-- START OF Extracted text --

Windows Offloaded Data Transfer (Odx) is a powerful feature designed to significantly accelerate data copy and move operations within Windows Server environments. Introduced in Windows Server 2012 and fully supported on NTFS volumes, ODX streamlines data handling at the storage level, reducing server load and speeding up processes. This article delves into ODX from a storage device perspective, offering insights for IT professionals and storage administrators looking to optimize their data transfer efficiency. For those interested in the file system and minifilter aspects, refer to the comprehensive guide on Offloaded Data Transfers.
ODX: Revolutionizing Data Transfer
Traditional file transfers involve moving large volumes of data through the server, consuming valuable CPU and network resources. Windows ODX changes this paradigm by introducing a token-based system. Instead of the server handling the entire data stream, ODX offloads the actual data movement to the storage array itself. This “offload copy” operation dramatically reduces server overhead and accelerates transfer speeds, particularly for large files and virtual machine operations.
ODX functionality extends across various storage configurations, providing flexibility and broad applicability:
- Intra-volume Operations: Copying or moving files within the same volume.
- Inter-volume Operations (Same Host): Transfers between different volumes hosted on the same server.
- Local to Remote (SMB): Copying data between a local volume and a remote volume accessed via Server Message Block (SMB2 or SMB3).
- Server-to-Server (SMB): Data transfers between volumes on two distinct servers utilizing SMB2 or SMB3.
The following diagram illustrates the streamlined process of an offload copy operation on ODX-enabled storage devices.
- Offload Read Request: The initiating application sends an offload read request to the source storage device’s copy manager.

-- END OF Extracted text --

Aim of the task: Can you give again the passage of the ODX article starting with "- Local to Remote" and going on through "ODX-enabled storage devices.", word for word? The records that come next are not needed for this.

-- START OF Data listing --

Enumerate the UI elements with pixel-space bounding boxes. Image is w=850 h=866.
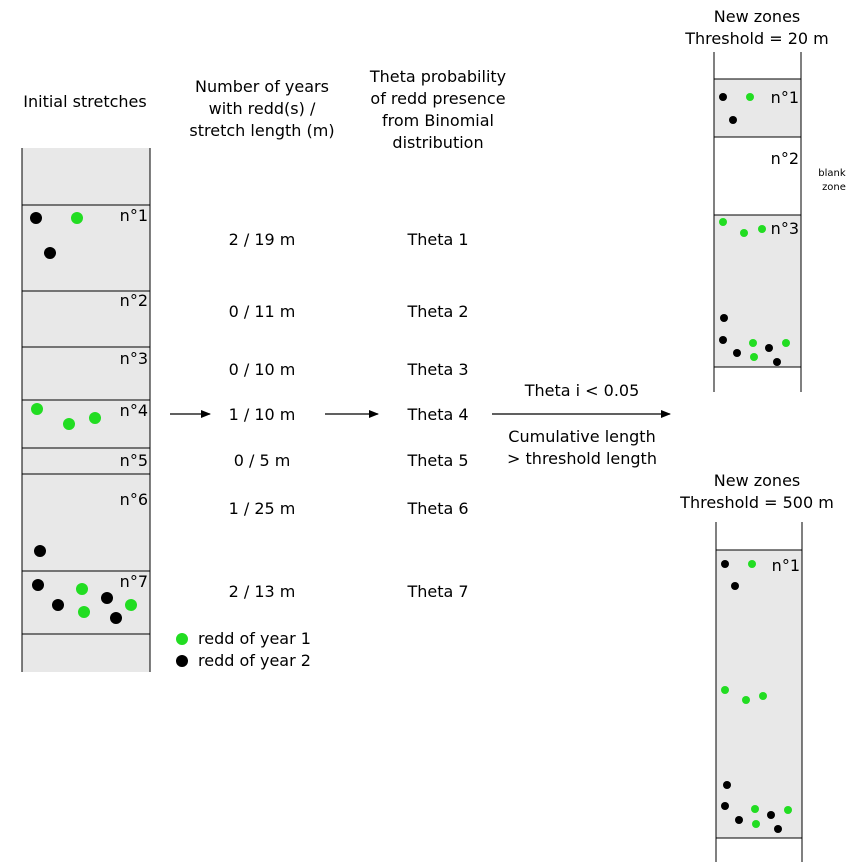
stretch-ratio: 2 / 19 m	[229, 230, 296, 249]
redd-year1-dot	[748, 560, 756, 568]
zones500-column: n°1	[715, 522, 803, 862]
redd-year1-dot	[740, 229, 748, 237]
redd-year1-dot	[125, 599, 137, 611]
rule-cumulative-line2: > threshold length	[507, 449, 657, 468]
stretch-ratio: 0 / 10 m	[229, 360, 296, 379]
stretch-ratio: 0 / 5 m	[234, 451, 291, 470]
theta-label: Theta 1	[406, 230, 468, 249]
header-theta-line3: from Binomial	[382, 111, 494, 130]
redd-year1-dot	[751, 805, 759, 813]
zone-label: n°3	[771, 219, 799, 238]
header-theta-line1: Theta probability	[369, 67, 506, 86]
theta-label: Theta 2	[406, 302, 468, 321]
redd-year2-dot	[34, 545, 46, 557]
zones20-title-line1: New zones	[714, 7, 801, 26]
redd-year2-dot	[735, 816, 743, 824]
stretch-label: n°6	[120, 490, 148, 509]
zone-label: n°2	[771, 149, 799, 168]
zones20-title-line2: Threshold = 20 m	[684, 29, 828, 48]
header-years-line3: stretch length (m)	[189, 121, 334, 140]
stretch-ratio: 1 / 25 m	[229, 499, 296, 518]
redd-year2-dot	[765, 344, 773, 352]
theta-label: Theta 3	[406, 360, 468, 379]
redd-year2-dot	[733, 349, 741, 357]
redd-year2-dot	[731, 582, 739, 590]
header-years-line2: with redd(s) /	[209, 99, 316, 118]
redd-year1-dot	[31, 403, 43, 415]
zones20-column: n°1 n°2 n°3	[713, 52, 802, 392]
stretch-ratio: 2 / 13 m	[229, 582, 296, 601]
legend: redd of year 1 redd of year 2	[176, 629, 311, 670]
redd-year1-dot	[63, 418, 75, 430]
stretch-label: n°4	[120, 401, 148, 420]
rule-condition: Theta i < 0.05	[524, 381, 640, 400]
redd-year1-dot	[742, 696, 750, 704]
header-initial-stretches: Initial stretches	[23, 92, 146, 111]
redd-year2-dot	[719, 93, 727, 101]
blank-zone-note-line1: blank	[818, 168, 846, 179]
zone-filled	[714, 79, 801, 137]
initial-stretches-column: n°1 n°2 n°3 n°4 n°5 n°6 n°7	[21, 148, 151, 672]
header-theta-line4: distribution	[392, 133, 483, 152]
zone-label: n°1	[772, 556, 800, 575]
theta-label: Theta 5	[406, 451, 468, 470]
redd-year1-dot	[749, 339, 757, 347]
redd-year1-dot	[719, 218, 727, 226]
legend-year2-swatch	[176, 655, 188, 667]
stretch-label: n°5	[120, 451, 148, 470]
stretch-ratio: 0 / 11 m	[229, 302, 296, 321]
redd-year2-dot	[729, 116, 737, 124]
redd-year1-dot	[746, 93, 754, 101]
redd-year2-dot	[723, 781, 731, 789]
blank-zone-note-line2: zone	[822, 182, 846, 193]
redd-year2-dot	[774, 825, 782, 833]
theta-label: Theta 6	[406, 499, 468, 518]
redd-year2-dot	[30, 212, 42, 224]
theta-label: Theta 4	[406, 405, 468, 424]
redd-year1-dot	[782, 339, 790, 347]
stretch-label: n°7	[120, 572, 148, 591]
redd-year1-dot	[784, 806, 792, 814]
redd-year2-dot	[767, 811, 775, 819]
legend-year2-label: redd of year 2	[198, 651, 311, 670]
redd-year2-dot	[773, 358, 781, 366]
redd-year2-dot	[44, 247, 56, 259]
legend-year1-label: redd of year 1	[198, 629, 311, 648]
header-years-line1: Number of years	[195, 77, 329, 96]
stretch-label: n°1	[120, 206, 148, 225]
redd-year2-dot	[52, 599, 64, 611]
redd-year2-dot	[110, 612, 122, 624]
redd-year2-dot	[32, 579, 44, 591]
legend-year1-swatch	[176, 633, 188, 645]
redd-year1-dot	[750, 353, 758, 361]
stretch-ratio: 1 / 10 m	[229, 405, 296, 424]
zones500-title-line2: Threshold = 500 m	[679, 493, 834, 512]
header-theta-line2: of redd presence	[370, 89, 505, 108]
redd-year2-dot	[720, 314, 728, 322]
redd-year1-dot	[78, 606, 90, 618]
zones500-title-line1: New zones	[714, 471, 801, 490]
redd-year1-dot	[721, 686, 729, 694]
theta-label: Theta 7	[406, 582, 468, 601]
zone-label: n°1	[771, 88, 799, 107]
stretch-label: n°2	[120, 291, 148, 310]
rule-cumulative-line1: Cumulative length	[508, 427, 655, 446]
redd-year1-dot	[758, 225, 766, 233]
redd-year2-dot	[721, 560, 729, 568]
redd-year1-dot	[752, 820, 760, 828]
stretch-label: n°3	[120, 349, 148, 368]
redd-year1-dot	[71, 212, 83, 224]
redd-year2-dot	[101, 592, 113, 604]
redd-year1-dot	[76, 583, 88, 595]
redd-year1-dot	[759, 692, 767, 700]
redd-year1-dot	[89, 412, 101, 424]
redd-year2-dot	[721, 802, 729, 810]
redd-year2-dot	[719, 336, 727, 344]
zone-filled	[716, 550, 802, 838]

-- END OF Data listing --
-- START OF Data listing --

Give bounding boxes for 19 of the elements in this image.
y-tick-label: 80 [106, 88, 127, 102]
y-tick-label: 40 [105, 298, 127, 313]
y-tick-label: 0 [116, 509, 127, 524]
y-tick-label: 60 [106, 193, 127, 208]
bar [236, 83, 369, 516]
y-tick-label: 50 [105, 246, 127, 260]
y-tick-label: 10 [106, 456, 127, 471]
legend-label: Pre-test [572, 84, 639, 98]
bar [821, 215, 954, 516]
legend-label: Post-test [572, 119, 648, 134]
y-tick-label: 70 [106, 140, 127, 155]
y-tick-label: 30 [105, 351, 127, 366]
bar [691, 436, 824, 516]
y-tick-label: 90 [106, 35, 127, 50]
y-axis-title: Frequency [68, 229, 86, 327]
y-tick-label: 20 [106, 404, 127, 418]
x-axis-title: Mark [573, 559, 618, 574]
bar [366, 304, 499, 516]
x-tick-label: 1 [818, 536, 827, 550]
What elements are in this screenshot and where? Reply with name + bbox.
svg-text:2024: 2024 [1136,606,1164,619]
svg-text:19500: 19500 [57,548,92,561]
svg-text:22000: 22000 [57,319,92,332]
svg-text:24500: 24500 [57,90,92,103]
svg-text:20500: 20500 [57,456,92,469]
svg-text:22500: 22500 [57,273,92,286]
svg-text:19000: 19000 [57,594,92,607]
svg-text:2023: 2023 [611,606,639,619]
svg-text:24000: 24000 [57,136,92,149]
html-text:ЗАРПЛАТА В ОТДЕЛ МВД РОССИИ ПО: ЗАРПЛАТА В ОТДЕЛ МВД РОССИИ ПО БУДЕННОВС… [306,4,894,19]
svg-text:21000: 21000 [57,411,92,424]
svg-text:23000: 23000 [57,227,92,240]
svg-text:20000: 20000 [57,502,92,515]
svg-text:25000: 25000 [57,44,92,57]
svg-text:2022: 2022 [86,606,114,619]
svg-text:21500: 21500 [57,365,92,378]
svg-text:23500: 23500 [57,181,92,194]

-- END OF Data listing --
-- START OF Data listing --

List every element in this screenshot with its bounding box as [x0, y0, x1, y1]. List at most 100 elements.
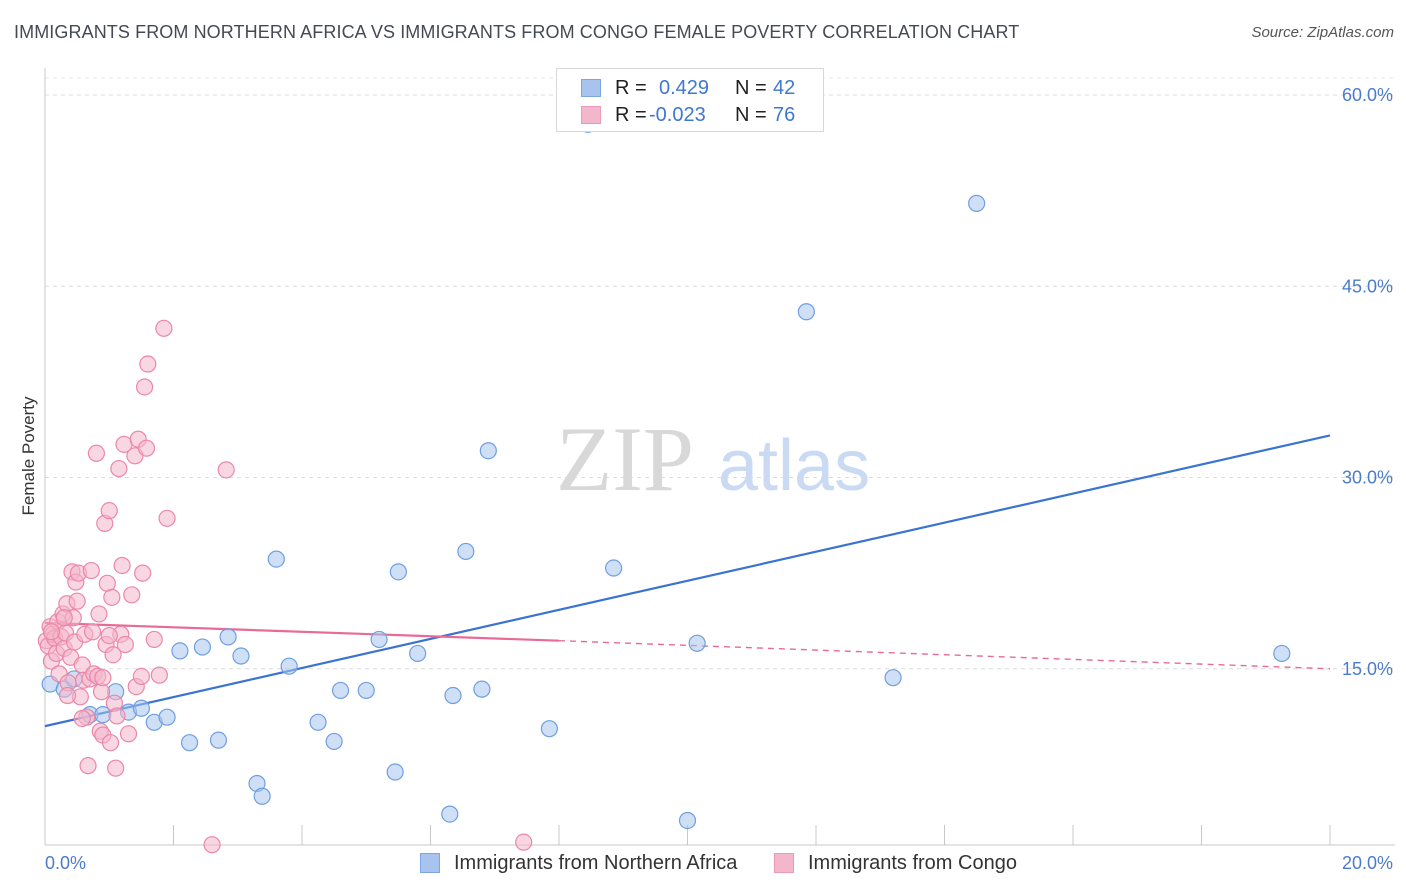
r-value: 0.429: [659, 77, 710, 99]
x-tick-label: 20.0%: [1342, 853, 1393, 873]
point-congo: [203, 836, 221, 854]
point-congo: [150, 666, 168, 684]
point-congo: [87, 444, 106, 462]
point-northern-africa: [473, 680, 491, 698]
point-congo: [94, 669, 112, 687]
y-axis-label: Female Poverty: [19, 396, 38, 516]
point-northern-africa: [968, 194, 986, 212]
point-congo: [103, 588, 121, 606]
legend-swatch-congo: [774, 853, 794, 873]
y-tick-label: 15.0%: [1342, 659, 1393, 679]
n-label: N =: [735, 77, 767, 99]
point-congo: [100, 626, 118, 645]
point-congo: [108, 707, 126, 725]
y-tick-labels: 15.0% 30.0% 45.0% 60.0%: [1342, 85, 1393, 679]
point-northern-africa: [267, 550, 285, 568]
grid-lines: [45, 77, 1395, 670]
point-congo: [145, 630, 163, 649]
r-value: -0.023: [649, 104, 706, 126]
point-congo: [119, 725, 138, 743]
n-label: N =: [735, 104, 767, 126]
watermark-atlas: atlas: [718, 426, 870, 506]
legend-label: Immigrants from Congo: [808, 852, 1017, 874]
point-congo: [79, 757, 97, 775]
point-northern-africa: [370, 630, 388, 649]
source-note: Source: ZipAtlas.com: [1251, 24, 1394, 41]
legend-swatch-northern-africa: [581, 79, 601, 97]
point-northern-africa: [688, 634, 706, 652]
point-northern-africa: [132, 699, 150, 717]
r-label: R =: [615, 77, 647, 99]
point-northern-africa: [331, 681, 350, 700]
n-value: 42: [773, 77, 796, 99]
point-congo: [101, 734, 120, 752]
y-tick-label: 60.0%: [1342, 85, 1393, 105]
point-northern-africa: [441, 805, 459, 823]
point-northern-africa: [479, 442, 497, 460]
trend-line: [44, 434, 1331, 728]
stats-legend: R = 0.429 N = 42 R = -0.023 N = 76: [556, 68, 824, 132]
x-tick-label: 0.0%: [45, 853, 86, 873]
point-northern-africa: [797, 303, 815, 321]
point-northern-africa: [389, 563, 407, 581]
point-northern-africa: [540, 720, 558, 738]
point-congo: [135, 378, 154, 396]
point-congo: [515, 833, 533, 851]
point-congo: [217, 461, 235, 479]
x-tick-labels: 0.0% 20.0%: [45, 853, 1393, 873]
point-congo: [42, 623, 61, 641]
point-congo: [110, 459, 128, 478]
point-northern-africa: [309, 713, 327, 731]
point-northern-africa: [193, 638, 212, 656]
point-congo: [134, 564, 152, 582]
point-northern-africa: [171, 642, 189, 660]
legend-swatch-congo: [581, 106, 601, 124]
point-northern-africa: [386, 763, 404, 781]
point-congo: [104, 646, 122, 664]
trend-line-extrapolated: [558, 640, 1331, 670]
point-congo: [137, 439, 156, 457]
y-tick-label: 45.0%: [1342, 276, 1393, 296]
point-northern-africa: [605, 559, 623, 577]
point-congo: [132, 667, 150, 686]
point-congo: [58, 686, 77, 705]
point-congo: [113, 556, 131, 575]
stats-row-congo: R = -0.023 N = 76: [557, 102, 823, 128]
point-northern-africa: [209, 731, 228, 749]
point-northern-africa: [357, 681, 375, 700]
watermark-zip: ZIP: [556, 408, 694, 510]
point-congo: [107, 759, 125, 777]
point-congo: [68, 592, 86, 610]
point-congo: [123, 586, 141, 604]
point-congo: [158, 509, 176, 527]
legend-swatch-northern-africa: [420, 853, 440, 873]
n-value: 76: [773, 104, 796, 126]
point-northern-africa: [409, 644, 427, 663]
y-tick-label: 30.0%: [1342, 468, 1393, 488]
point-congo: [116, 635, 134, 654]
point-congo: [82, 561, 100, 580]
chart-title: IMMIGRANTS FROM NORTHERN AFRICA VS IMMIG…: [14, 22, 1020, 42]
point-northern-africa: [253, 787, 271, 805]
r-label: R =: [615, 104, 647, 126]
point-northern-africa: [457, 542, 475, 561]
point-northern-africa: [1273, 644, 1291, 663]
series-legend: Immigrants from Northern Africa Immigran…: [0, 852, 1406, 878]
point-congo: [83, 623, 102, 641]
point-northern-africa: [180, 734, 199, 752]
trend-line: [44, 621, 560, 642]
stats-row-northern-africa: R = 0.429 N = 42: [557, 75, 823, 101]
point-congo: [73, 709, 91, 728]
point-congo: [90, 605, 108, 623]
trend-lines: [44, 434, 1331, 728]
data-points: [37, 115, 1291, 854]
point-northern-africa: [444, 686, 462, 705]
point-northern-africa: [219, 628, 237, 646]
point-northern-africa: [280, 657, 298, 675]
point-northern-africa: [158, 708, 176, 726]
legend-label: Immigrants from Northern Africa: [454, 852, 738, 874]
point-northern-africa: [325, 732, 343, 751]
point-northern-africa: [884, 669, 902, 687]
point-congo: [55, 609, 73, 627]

-- END OF Data listing --

Output of the task:
- Local to Remote (SMB): Copying data between a local volume and a remote volume accessed via Server Message Block (SMB2 or SMB3).
- Server-to-Server (SMB): Data transfers between volumes on two distinct servers utilizing SMB2 or SMB3.
The following diagram illustrates the streamlined process of an offload copy operation on ODX-enabled storage devices.